WORK TO BE COMPLETED: Look for "INFANTIL" in each line of the entries, and return the matching lines.

SOURCE DATA:

· · · ·

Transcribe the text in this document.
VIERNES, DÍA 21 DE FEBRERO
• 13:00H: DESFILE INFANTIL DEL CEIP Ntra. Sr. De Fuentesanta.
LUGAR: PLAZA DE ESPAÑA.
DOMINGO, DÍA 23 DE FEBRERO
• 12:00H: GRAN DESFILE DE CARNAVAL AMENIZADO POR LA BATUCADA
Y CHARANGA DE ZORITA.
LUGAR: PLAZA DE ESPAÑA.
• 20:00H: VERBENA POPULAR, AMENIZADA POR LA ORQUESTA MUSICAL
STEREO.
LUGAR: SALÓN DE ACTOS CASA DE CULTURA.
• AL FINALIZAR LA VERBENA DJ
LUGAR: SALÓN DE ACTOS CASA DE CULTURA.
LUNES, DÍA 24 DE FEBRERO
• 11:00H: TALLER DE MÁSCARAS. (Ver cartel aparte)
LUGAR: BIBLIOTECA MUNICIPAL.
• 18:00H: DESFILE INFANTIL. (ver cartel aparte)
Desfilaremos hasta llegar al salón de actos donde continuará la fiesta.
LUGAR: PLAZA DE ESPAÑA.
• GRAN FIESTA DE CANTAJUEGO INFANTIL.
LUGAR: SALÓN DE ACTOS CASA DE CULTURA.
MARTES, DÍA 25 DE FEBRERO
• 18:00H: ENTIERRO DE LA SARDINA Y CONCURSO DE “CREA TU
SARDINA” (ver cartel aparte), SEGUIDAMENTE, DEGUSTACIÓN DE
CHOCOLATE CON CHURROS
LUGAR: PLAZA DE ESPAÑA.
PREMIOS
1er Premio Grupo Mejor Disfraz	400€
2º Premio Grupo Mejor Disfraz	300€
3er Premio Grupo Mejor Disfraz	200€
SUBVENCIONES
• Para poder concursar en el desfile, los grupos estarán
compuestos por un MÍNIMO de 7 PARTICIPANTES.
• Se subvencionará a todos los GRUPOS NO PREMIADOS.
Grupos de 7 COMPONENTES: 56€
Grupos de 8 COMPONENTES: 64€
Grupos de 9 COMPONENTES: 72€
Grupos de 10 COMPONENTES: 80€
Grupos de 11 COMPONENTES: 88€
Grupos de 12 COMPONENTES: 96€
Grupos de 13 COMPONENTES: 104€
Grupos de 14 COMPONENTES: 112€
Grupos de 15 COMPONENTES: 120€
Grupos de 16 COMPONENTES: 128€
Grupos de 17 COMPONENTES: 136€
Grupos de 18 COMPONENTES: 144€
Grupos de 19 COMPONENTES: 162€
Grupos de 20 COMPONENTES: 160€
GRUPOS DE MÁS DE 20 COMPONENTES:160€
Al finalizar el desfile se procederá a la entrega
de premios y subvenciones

· · · ·

RESULT FOR THIS EXERCISE:
• 13:00H: DESFILE INFANTIL DEL CEIP Ntra. Sr. De Fuentesanta.
• 18:00H: DESFILE INFANTIL. (ver cartel aparte)
• GRAN FIESTA DE CANTAJUEGO INFANTIL.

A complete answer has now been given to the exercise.